| What you have to do |
Copy out all the entries word for word.
# START OF Supplied material
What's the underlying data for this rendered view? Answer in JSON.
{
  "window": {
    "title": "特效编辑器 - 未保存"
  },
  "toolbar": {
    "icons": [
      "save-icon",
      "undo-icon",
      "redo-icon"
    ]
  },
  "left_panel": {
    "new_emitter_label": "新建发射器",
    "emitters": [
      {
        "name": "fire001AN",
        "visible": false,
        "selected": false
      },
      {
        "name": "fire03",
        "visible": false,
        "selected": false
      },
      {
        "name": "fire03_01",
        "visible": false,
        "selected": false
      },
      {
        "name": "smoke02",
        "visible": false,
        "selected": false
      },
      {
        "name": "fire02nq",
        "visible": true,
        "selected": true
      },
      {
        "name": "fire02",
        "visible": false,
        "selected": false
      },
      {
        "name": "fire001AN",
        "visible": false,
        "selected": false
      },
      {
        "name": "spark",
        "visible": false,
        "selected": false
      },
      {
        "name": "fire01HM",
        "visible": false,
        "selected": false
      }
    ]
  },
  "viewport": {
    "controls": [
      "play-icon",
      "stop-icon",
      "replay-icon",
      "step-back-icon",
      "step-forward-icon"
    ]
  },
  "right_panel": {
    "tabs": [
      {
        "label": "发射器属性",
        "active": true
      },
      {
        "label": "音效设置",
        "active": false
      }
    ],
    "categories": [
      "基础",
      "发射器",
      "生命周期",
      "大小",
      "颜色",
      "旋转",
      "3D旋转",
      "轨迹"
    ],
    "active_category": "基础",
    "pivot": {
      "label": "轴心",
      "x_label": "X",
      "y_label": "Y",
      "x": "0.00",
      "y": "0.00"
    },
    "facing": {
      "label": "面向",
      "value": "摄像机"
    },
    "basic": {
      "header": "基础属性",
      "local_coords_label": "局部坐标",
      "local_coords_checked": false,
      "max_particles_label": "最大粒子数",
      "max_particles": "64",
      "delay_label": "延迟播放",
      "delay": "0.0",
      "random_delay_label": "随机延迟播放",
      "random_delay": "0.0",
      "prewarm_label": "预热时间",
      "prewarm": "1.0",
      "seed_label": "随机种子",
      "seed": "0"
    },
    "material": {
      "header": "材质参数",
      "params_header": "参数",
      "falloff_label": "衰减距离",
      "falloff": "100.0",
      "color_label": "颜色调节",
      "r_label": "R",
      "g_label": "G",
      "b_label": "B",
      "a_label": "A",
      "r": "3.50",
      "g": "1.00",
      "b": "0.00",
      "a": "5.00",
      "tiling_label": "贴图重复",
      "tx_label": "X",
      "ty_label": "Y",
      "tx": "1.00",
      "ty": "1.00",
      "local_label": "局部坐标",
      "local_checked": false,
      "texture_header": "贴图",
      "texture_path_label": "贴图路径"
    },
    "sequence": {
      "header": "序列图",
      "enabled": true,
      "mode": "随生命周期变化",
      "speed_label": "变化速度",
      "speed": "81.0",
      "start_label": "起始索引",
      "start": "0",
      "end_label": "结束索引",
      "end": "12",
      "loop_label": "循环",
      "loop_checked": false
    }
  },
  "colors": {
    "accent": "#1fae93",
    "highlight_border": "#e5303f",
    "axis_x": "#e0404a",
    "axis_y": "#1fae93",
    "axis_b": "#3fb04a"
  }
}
# END OF Supplied material
| Answer to this task |
What's the underlying data for this rendered view? Answer in JSON.
{
  "window": {
    "title": "特效编辑器 - 未保存"
  },
  "toolbar": {
    "icons": [
      "save-icon",
      "undo-icon",
      "redo-icon"
    ]
  },
  "left_panel": {
    "new_emitter_label": "新建发射器",
    "emitters": [
      {
        "name": "fire001AN",
        "visible": false,
        "selected": false
      },
      {
        "name": "fire03",
        "visible": false,
        "selected": false
      },
      {
        "name": "fire03_01",
        "visible": false,
        "selected": false
      },
      {
        "name": "smoke02",
        "visible": false,
        "selected": false
      },
      {
        "name": "fire02nq",
        "visible": true,
        "selected": true
      },
      {
        "name": "fire02",
        "visible": false,
        "selected": false
      },
      {
        "name": "fire001AN",
        "visible": false,
        "selected": false
      },
      {
        "name": "spark",
        "visible": false,
        "selected": false
      },
      {
        "name": "fire01HM",
        "visible": false,
        "selected": false
      }
    ]
  },
  "viewport": {
    "controls": [
      "play-icon",
      "stop-icon",
      "replay-icon",
      "step-back-icon",
      "step-forward-icon"
    ]
  },
  "right_panel": {
    "tabs": [
      {
        "label": "发射器属性",
        "active": true
      },
      {
        "label": "音效设置",
        "active": false
      }
    ],
    "categories": [
      "基础",
      "发射器",
      "生命周期",
      "大小",
      "颜色",
      "旋转",
      "3D旋转",
      "轨迹"
    ],
    "active_category": "基础",
    "pivot": {
      "label": "轴心",
      "x_label": "X",
      "y_label": "Y",
      "x": "0.00",
      "y": "0.00"
    },
    "facing": {
      "label": "面向",
      "value": "摄像机"
    },
    "basic": {
      "header": "基础属性",
      "local_coords_label": "局部坐标",
      "local_coords_checked": false,
      "max_particles_label": "最大粒子数",
      "max_particles": "64",
      "delay_label": "延迟播放",
      "delay": "0.0",
      "random_delay_label": "随机延迟播放",
      "random_delay": "0.0",
      "prewarm_label": "预热时间",
      "prewarm": "1.0",
      "seed_label": "随机种子",
      "seed": "0"
    },
    "material": {
      "header": "材质参数",
      "params_header": "参数",
      "falloff_label": "衰减距离",
      "falloff": "100.0",
      "color_label": "颜色调节",
      "r_label": "R",
      "g_label": "G",
      "b_label": "B",
      "a_label": "A",
      "r": "3.50",
      "g": "1.00",
      "b": "0.00",
      "a": "5.00",
      "tiling_label": "贴图重复",
      "tx_label": "X",
      "ty_label": "Y",
      "tx": "1.00",
      "ty": "1.00",
      "local_label": "局部坐标",
      "local_checked": false,
      "texture_header": "贴图",
      "texture_path_label": "贴图路径"
    },
    "sequence": {
      "header": "序列图",
      "enabled": true,
      "mode": "随生命周期变化",
      "speed_label": "变化速度",
      "speed": "81.0",
      "start_label": "起始索引",
      "start": "0",
      "end_label": "结束索引",
      "end": "12",
      "loop_label": "循环",
      "loop_checked": false
    }
  },
  "colors": {
    "accent": "#1fae93",
    "highlight_border": "#e5303f",
    "axis_x": "#e0404a",
    "axis_y": "#1fae93",
    "axis_b": "#3fb04a"
  }
}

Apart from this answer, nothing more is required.